- [What is required]: Please quote the material exactly, every line of it.

- [Dataset content]:
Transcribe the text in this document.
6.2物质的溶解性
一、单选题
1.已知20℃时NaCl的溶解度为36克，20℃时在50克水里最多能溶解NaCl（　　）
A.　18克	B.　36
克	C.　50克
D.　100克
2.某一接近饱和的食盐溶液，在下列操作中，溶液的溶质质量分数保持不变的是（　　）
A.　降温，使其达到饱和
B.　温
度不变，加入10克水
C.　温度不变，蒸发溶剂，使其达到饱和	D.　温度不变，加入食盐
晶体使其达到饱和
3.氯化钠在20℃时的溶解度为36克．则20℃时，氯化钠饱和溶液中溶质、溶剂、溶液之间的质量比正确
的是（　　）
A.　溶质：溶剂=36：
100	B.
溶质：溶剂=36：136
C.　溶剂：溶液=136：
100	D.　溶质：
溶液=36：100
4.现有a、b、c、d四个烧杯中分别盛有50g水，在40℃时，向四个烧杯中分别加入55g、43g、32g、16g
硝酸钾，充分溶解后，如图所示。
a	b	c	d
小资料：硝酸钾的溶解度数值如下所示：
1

- [Solution to this task]:
Transcribe the text in this document.
6.2物质的溶解性
一、单选题
1.已知20℃时NaCl的溶解度为36克，20℃时在50克水里最多能溶解NaCl（　　）
A.　18克	B.　36
克	C.　50克
D.　100克
2.某一接近饱和的食盐溶液，在下列操作中，溶液的溶质质量分数保持不变的是（　　）
A.　降温，使其达到饱和
B.　温
度不变，加入10克水
C.　温度不变，蒸发溶剂，使其达到饱和	D.　温度不变，加入食盐
晶体使其达到饱和
3.氯化钠在20℃时的溶解度为36克．则20℃时，氯化钠饱和溶液中溶质、溶剂、溶液之间的质量比正确
的是（　　）
A.　溶质：溶剂=36：
100	B.
溶质：溶剂=36：136
C.　溶剂：溶液=136：
100	D.　溶质：
溶液=36：100
4.现有a、b、c、d四个烧杯中分别盛有50g水，在40℃时，向四个烧杯中分别加入55g、43g、32g、16g
硝酸钾，充分溶解后，如图所示。
a	b	c	d
小资料：硝酸钾的溶解度数值如下所示：
1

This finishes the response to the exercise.